== GIVEN PROBLEM ==
Find the lines with the string "services" and return them.

== Figure contents as structured data ==
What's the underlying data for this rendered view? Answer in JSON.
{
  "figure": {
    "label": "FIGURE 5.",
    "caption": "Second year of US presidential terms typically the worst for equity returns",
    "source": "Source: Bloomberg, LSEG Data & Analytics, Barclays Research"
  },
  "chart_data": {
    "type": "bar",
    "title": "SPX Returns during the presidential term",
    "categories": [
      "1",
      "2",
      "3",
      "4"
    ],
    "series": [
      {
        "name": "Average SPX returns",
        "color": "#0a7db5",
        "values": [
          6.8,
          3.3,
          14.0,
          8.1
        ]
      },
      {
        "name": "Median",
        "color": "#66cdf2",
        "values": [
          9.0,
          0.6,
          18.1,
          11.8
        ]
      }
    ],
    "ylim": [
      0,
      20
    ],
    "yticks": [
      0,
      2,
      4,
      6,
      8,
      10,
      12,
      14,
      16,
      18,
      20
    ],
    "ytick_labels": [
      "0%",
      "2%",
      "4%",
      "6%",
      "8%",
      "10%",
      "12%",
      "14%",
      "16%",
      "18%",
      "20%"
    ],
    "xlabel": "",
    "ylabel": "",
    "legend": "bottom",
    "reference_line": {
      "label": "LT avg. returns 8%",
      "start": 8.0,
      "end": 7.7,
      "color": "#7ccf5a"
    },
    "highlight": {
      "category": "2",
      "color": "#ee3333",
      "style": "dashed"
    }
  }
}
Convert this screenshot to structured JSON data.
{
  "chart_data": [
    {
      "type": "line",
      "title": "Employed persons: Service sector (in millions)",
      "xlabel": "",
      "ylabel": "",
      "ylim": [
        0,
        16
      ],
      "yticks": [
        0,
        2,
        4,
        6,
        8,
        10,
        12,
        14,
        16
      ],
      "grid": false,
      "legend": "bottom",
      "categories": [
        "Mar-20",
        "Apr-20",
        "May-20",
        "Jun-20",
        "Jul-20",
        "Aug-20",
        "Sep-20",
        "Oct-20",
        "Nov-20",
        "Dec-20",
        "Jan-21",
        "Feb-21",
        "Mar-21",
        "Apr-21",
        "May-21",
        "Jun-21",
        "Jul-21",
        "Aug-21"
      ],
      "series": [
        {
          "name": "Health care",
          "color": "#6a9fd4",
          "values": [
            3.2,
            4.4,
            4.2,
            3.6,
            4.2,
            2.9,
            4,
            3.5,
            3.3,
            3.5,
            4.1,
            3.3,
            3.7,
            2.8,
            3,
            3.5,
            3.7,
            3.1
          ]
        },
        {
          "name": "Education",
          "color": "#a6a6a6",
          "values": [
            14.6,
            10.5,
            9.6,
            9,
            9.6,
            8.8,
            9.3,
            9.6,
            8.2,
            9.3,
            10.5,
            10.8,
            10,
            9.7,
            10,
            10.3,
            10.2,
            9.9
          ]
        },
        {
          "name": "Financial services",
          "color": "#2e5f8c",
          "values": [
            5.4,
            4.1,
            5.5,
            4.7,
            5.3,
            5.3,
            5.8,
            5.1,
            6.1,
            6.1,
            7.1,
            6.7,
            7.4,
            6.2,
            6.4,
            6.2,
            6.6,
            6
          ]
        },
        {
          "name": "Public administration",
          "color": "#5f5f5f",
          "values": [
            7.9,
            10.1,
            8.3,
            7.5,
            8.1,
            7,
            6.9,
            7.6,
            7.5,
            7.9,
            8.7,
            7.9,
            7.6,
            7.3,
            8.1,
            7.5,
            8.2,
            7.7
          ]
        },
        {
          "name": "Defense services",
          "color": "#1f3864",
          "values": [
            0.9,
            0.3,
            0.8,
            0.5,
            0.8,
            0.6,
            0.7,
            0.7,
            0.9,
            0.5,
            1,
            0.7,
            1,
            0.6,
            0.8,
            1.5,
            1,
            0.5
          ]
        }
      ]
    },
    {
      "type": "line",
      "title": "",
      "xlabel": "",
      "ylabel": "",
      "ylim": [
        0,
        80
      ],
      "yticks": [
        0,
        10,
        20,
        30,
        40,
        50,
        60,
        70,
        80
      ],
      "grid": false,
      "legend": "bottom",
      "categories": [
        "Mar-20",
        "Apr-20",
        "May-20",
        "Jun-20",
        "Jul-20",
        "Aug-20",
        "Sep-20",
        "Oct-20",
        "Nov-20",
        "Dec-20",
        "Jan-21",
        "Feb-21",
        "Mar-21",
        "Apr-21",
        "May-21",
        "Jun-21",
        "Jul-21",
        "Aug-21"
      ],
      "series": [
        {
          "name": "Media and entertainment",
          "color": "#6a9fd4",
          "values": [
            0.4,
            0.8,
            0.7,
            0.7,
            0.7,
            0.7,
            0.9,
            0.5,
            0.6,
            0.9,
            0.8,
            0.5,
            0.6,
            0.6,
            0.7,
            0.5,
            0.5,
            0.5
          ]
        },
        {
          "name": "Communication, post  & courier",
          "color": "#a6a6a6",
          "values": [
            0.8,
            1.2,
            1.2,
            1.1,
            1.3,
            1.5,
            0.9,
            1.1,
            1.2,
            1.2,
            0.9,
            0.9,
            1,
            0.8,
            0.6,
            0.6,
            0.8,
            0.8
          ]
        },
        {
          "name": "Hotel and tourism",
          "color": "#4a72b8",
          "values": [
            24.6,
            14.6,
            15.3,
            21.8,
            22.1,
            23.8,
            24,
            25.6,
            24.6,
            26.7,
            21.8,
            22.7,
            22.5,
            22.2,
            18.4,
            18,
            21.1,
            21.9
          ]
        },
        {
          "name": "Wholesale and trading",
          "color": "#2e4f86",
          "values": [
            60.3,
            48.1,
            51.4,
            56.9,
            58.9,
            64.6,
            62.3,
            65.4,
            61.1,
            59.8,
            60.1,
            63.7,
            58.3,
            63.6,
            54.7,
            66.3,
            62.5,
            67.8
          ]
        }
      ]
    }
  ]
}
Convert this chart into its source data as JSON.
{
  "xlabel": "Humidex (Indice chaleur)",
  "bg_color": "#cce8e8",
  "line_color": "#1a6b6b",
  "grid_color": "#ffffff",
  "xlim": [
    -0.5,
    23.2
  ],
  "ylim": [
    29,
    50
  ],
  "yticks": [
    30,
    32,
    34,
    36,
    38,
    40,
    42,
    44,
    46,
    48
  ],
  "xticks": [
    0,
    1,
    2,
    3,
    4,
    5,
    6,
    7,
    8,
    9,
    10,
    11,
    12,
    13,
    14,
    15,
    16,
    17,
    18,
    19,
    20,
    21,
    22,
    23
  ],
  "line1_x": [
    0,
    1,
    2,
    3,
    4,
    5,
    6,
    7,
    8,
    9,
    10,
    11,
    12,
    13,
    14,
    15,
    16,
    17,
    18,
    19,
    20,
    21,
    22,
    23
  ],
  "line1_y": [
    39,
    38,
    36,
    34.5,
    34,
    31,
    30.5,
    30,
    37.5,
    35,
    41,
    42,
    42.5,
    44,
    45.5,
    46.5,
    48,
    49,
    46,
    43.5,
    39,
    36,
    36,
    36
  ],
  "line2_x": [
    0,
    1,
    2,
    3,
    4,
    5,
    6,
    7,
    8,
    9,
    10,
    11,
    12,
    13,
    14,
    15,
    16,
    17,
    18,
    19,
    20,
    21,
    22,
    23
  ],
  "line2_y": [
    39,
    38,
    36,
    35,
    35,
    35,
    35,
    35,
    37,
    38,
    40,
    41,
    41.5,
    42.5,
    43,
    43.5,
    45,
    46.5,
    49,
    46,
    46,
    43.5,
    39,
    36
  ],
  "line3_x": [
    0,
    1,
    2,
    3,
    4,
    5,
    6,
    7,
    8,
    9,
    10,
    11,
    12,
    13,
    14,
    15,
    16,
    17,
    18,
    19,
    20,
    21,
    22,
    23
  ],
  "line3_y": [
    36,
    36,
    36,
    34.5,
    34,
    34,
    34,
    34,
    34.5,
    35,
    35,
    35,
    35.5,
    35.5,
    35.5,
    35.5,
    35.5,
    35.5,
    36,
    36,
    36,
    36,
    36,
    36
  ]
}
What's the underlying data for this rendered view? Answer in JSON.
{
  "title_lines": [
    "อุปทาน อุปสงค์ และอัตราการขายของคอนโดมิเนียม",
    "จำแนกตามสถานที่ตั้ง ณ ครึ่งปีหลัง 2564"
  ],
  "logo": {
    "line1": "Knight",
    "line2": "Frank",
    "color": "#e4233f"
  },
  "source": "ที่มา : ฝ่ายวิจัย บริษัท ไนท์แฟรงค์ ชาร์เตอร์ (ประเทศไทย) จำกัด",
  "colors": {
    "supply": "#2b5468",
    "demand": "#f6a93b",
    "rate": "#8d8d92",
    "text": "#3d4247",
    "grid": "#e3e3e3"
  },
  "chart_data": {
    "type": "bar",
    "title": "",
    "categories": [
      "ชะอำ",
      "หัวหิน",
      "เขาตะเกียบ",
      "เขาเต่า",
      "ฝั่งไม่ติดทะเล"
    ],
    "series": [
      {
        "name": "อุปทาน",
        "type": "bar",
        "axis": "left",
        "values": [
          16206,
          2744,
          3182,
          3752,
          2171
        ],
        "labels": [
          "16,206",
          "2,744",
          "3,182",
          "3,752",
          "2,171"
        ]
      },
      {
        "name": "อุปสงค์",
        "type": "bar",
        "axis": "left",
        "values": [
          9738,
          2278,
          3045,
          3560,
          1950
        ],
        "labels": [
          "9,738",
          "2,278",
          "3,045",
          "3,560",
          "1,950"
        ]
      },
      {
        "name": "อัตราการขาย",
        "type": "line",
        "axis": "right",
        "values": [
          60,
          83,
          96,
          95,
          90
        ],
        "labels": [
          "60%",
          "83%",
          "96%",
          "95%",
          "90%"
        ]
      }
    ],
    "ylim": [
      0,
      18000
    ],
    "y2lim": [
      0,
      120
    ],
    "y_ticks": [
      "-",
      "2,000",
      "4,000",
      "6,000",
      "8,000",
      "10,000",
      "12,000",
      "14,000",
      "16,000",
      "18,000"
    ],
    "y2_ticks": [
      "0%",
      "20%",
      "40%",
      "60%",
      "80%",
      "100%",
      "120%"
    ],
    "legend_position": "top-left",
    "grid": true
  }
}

== SOLUTION TO THIS TASK ==
          "name": "Financial services",
          "name": "Defense services",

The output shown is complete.